Work to be completed
Among the entries below, find how many lines carry the word "range" and state only that figure.
* START Provided data *
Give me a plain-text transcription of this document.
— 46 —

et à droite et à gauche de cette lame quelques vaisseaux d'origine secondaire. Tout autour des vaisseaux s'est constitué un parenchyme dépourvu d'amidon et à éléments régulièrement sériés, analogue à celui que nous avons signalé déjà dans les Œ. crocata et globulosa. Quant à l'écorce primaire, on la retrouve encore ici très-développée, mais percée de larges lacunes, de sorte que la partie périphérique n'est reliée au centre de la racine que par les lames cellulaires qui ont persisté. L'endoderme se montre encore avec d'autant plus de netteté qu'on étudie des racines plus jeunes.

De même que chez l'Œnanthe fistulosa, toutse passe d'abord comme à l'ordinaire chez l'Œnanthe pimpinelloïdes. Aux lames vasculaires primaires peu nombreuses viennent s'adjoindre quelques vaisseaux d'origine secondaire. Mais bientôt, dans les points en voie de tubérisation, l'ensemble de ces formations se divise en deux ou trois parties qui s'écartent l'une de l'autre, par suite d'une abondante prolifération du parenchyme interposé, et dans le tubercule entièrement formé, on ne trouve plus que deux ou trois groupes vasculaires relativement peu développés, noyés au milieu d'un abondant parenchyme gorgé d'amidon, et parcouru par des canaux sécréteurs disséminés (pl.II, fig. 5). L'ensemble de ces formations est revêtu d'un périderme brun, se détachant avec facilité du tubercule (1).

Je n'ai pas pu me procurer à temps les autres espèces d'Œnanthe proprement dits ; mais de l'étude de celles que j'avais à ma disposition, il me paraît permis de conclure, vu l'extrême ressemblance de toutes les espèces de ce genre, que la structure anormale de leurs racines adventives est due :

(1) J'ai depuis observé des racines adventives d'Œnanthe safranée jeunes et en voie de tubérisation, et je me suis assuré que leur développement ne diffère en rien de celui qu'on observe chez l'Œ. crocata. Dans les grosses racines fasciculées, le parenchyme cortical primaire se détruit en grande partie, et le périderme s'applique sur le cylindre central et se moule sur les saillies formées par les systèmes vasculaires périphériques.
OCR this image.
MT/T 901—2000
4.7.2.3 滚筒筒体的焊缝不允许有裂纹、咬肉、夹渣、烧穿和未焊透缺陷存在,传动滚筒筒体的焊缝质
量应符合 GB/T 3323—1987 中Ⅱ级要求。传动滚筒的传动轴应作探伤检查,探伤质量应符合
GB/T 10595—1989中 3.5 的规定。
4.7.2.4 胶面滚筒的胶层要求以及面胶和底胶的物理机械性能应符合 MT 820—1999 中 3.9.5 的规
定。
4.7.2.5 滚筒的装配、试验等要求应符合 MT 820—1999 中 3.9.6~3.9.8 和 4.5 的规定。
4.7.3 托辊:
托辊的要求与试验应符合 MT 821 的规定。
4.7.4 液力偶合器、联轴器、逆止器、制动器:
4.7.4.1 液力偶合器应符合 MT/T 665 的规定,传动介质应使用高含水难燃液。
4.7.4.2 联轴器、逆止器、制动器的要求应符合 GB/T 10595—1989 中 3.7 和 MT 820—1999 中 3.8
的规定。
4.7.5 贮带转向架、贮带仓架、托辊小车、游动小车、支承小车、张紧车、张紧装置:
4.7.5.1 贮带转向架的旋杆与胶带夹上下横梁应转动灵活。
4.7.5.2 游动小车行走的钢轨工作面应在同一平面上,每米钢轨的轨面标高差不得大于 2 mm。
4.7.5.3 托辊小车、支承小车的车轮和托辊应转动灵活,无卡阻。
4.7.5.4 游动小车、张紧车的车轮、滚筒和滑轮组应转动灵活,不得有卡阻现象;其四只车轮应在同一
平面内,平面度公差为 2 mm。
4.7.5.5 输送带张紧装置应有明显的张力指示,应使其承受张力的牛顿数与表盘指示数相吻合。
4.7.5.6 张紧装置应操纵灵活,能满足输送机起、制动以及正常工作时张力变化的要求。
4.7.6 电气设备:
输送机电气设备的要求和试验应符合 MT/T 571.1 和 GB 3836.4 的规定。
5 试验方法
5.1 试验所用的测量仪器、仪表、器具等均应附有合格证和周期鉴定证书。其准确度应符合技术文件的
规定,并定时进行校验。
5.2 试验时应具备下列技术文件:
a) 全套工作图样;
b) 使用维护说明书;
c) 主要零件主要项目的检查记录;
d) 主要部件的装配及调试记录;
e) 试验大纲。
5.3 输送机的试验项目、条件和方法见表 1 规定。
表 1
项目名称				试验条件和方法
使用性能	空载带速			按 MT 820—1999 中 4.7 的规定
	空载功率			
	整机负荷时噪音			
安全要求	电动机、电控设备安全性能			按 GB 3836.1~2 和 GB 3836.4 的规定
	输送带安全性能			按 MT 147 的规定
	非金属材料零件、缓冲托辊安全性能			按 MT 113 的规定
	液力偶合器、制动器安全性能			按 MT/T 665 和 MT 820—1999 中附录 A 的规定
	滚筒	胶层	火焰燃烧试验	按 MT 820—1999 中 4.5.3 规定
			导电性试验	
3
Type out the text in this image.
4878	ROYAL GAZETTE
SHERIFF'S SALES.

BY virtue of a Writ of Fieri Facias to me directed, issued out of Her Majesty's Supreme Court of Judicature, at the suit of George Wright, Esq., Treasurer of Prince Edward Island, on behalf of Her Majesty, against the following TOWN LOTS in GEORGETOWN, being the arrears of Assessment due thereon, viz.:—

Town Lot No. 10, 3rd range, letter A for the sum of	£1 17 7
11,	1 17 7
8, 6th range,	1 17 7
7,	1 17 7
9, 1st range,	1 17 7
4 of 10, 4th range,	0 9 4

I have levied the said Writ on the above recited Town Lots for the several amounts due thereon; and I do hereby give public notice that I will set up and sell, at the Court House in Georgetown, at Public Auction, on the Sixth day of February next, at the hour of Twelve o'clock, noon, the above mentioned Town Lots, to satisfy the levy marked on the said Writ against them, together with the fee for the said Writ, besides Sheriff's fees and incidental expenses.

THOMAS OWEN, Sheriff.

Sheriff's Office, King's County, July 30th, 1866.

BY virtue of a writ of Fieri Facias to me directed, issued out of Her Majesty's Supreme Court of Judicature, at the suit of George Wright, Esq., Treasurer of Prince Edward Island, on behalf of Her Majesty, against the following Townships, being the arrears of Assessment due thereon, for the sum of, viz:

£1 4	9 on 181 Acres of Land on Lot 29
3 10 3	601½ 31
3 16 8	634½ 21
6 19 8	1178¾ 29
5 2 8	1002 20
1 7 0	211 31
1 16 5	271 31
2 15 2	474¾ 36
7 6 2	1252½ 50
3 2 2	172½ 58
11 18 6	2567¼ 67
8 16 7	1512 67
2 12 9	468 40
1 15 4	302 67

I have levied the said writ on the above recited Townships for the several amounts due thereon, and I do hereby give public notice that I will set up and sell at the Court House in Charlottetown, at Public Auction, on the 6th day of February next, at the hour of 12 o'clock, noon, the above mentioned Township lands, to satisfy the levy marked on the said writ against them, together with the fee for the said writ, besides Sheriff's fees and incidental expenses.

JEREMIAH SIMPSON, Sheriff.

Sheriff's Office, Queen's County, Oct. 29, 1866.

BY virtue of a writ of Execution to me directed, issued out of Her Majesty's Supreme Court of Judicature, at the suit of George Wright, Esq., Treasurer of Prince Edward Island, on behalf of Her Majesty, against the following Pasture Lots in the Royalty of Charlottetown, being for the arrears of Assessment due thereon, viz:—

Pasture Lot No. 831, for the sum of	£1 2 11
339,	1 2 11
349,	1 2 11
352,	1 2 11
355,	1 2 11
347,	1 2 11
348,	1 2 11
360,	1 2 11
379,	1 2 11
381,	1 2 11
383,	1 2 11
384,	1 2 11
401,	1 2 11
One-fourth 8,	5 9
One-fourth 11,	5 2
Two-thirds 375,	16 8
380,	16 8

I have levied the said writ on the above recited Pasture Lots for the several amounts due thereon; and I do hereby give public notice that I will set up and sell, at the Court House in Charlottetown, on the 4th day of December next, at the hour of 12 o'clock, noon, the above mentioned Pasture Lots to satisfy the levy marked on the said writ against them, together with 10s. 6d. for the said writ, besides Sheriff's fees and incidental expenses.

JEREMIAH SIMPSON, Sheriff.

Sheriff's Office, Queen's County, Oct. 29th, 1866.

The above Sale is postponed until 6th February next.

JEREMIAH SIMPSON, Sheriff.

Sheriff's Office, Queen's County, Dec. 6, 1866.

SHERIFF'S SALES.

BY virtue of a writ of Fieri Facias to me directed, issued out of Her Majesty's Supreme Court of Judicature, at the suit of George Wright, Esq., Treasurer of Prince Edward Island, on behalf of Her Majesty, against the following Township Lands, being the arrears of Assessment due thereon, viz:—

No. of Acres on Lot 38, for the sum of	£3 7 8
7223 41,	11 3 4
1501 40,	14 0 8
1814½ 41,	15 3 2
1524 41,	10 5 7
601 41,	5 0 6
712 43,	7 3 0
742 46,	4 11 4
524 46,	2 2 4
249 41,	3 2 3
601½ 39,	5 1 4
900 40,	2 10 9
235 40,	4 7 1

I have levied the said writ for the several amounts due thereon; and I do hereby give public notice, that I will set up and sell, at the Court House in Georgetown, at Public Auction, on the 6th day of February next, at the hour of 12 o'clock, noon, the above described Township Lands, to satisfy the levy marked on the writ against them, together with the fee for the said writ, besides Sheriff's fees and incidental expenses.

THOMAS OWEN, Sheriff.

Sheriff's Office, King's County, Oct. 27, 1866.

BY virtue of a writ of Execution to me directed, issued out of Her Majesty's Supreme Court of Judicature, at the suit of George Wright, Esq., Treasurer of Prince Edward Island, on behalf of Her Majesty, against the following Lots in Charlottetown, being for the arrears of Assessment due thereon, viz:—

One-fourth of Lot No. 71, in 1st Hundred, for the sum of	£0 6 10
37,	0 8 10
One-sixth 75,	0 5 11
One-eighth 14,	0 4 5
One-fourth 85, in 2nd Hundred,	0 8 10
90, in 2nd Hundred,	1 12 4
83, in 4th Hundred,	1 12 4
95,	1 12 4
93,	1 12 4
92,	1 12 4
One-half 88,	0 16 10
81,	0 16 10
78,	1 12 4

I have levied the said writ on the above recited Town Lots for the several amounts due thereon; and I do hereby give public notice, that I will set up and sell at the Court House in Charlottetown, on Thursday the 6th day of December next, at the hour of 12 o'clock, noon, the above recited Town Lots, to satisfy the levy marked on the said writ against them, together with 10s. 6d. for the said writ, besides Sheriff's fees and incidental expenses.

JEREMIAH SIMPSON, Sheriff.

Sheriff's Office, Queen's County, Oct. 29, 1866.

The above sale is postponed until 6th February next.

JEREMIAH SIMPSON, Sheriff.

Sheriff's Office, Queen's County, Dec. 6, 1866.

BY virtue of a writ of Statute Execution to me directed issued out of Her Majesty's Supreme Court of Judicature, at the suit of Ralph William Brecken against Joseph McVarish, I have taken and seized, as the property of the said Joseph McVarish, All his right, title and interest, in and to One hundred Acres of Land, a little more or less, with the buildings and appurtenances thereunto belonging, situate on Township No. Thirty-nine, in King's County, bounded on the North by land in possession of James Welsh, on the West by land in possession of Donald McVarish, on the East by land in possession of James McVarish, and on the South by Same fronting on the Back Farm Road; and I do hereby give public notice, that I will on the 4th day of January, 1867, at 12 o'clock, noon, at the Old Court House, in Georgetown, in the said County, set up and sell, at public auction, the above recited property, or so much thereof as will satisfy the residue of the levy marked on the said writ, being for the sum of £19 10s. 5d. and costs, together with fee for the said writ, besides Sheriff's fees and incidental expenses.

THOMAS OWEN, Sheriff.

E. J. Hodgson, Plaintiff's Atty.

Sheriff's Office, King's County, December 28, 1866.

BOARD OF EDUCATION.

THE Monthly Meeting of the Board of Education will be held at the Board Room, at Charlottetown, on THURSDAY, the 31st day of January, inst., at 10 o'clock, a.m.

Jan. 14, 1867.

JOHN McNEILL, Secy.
* END Provided data *
Solution
4